Required work:
Whenever a line below holds the word "Needs", copy that line.

Extracted records:
-- start --
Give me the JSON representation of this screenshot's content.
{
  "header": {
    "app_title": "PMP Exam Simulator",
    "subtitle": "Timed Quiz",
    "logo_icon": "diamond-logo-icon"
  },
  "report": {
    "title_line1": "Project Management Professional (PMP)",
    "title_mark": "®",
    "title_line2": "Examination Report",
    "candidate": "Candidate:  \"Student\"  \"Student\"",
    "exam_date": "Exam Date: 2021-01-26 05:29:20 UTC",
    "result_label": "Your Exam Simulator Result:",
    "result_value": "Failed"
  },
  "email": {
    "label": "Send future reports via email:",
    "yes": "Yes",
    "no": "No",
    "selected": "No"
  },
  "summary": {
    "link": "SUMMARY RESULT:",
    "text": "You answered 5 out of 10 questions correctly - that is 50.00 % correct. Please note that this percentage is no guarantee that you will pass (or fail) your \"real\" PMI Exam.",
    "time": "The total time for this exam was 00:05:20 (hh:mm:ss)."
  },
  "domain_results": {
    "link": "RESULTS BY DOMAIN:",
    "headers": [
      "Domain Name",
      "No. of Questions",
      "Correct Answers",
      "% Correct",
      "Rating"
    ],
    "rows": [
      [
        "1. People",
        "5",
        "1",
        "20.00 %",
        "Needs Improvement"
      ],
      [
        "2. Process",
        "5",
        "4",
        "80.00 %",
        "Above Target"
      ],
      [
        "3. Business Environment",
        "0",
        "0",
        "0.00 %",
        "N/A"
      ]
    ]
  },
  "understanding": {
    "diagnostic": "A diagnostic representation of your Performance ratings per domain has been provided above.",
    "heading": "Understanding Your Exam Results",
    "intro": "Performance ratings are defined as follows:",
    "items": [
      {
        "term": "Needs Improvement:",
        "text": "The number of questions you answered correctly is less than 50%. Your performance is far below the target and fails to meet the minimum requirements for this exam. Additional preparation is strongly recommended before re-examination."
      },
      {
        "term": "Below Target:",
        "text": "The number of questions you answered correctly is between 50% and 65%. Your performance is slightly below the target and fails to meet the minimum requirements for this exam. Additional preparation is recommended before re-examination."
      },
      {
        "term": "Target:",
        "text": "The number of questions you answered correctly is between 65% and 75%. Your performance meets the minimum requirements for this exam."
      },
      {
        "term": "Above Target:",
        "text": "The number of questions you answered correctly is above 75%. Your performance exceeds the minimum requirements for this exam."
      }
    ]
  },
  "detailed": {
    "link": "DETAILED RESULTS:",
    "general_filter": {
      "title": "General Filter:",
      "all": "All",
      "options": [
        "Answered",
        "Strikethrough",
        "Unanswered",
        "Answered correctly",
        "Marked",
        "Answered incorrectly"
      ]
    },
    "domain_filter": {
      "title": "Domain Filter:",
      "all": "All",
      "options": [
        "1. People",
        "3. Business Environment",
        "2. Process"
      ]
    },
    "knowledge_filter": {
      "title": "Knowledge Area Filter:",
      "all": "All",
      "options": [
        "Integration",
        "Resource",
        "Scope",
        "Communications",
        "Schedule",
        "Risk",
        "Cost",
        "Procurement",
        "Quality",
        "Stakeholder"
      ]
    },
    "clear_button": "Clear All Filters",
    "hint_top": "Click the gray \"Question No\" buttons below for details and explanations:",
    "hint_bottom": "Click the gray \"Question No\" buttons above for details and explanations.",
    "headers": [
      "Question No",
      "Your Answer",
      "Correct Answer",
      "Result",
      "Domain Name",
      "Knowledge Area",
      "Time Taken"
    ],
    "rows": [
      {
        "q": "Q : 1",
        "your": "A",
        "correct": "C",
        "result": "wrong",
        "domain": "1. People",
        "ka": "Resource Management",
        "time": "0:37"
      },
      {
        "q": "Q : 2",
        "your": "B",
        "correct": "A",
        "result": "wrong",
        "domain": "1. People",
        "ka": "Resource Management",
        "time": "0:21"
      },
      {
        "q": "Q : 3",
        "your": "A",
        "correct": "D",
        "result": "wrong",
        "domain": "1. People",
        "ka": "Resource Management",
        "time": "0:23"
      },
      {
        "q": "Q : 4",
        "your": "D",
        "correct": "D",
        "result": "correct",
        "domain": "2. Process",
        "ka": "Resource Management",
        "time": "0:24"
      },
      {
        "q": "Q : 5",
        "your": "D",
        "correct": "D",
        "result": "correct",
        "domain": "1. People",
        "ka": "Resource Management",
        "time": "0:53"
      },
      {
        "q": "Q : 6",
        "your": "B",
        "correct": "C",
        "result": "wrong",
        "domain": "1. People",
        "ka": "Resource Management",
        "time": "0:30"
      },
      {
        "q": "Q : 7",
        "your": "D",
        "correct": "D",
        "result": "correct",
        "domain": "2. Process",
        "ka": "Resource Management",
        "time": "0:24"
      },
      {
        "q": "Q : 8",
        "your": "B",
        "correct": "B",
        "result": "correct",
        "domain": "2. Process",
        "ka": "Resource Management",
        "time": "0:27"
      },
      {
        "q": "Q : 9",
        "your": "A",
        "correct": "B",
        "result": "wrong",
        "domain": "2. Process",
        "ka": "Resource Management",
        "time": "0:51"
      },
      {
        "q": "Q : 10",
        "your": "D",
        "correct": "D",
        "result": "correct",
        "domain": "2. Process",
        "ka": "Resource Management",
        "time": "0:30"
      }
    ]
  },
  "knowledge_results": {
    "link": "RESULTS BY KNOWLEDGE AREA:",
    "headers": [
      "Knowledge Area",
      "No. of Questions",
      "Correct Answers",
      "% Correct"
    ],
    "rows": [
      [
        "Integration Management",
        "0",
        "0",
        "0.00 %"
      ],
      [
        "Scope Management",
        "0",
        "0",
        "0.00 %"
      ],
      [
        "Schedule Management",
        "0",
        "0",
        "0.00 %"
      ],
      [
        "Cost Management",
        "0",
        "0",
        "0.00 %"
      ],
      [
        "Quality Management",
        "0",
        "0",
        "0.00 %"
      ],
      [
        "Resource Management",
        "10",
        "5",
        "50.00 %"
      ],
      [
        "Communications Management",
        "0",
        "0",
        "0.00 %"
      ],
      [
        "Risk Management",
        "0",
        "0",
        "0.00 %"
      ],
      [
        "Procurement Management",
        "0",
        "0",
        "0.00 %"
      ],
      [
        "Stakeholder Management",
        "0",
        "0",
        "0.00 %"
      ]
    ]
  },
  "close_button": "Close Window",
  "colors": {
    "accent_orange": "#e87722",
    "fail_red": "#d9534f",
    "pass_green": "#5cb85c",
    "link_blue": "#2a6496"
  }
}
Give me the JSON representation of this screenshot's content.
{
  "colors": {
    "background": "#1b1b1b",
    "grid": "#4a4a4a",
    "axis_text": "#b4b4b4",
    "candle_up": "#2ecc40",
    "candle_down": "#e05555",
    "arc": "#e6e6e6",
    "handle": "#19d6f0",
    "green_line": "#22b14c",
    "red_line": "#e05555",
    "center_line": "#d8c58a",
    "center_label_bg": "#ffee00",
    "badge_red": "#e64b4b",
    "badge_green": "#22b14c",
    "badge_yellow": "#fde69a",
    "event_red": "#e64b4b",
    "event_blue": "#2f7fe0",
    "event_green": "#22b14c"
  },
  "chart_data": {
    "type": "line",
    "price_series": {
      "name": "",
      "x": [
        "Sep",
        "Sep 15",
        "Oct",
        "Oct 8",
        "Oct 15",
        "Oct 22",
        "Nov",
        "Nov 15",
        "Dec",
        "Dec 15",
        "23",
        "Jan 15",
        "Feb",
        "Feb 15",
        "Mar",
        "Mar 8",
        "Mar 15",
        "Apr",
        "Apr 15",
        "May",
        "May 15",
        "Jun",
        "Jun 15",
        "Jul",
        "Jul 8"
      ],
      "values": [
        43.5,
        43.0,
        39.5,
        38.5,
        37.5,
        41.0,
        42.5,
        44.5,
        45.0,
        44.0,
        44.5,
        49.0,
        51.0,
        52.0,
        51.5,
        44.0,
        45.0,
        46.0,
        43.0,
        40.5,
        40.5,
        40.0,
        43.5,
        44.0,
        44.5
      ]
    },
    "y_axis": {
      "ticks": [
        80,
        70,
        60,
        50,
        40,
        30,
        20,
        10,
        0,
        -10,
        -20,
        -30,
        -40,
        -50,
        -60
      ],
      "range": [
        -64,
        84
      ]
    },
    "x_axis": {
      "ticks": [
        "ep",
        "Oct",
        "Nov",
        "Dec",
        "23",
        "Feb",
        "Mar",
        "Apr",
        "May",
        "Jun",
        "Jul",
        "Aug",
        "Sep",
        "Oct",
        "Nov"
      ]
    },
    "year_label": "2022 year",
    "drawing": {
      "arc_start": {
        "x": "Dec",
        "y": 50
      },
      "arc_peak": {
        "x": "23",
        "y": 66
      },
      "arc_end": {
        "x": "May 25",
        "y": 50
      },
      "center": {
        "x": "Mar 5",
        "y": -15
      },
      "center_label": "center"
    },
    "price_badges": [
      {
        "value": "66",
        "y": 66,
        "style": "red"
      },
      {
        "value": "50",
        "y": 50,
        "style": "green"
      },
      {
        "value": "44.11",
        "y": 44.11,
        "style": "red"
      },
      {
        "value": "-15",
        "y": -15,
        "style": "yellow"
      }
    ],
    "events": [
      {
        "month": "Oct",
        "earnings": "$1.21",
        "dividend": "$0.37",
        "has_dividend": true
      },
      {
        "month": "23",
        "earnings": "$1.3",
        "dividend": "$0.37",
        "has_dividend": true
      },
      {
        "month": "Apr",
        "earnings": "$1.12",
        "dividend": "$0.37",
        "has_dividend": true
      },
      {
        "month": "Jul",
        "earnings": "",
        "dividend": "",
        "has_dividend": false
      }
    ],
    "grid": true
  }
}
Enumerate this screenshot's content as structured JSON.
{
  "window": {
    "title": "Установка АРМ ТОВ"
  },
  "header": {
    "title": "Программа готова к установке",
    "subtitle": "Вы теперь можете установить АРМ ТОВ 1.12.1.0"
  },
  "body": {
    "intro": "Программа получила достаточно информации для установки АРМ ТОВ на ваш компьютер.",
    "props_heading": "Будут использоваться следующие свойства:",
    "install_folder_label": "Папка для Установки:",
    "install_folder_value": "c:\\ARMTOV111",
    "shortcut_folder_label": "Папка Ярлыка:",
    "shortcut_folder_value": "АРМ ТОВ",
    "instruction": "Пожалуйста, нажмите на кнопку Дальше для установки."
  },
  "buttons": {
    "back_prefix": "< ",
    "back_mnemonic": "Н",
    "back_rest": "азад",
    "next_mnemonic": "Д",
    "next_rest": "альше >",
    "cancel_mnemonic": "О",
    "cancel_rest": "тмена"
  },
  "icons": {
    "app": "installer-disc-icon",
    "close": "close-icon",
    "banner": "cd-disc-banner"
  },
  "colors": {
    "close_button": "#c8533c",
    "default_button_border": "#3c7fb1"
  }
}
-- end --
The reply:
        "Needs Improvement"
        "term": "Needs Improvement:",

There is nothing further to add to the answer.